Manager is obligated to provide the services in good faith, in a workmanlike, reasonable and prudent manner, with at least the same degree of care, judgment and skill as historically provided by Manager with respect to the Assets prior to the consummation of the Transactions contemplated by the Business Combination Agreement, in accordance with customary oil and gas industry practices and standards and in material compliance with contractual requirements affecting the Assets and all applicable laws. Manager will also indemnify Parent for (x) Manager’s own gross negligence, willful misconduct and actual fraud and (y) any claims by Manager’s (and its affiliates’) employees or consultants relating to the terms and conditions of their employment or arrangement with Manager or such affiliate, except and excluding claims under agreements with Parent or its subsidiaries.
During the term of the MSA, each of Manager and Parent will be required to present to the other all opportunities sourced by it to acquire or invest in upstream oil, gas or other hydrocarbon assets located in North America. During the Term, each such opportunity will be offered 75% to Parent and 25% to Fund IV (as defined in the MSA) (or any additional oil and gas-focused funds or investment vehicles formed by affiliates of Manager admitted as a party to the MSA in accordance with its terms).

> [Data excerpts]
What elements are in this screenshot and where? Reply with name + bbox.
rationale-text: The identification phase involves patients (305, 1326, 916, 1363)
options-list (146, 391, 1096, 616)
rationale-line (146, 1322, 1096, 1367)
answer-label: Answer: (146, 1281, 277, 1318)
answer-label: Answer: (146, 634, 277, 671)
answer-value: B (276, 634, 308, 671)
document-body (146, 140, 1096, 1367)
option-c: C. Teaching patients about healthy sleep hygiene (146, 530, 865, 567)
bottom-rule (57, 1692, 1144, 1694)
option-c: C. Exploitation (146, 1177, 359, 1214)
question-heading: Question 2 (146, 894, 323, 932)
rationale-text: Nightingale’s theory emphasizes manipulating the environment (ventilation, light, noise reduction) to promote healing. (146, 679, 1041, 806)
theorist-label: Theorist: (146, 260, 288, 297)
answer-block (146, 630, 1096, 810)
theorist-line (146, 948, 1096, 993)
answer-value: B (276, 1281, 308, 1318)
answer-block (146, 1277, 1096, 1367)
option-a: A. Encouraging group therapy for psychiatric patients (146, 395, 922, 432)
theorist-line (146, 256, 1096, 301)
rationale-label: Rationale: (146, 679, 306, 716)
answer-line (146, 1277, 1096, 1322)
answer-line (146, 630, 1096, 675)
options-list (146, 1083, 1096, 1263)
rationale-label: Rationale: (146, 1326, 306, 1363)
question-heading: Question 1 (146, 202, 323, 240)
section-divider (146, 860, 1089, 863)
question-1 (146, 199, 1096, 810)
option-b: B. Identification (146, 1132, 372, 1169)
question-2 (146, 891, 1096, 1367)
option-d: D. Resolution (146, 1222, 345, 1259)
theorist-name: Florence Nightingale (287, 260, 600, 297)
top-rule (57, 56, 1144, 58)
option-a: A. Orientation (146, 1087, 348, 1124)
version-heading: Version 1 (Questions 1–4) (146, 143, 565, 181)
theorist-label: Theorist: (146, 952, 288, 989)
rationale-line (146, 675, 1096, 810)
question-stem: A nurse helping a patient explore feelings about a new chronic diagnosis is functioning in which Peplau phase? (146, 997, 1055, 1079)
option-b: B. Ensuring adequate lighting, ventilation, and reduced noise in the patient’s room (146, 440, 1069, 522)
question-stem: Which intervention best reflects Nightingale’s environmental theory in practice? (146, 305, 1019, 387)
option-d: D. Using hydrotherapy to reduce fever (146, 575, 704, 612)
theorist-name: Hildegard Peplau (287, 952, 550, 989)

> [List of tasks]
• A. From the management services agreement excerpt, extract the passage starting at "During the term of" and ending at "with its terms).".
• B. In the management services agreement excerpt, how is each acquisition or investment opportunity divided during the Term?
• C. Proceed with the management services agreement excerpt from where it stops.

> [Your responses]
• A.
During the term of the MSA, each of Manager and Parent will be required to present to the other all opportunities sourced by it to acquire or invest in upstream oil, gas or other hydrocarbon assets located in North America. During the Term, each such opportunity will be offered 75% to Parent and 25% to Fund IV (as defined in the MSA) (or any additional oil and gas-focused funds or investment vehicles formed by affiliates of Manager admitted as a party to the MSA in accordance with its terms).

• B. Each opportunity is offered 75% to Parent and 25% to Fund IV.

• C.
This description of the Management Services Agreement does not purport to be complete and is qualified in its entirety by the terms and conditions of the Management Services, a copy of which is attached hereto as Exhibit 10.3 and is incorporated herein by reference.
Item 7.01 Regulation FD Disclosure.
On May 16, 2022, ENPC issued a press release announcing the execution of the Business Combination Agreement. The press release is attached hereto as Exhibit 99.1 and incorporated by reference herein.
A copy of the investor presentation is furnished as Exhibit 99.2 and incorporated by reference herein.
The foregoing (including Exhibits 99.1 and 99.2) is being furnished pursuant to Item 7.01 and will not be deemed to be filed for purposes of Section 18 of the Exchange Act, or otherwise be subject to the liabilities of that section, nor will it be deemed to be incorporated by reference in any filing under the Securities Act or the Exchange Act.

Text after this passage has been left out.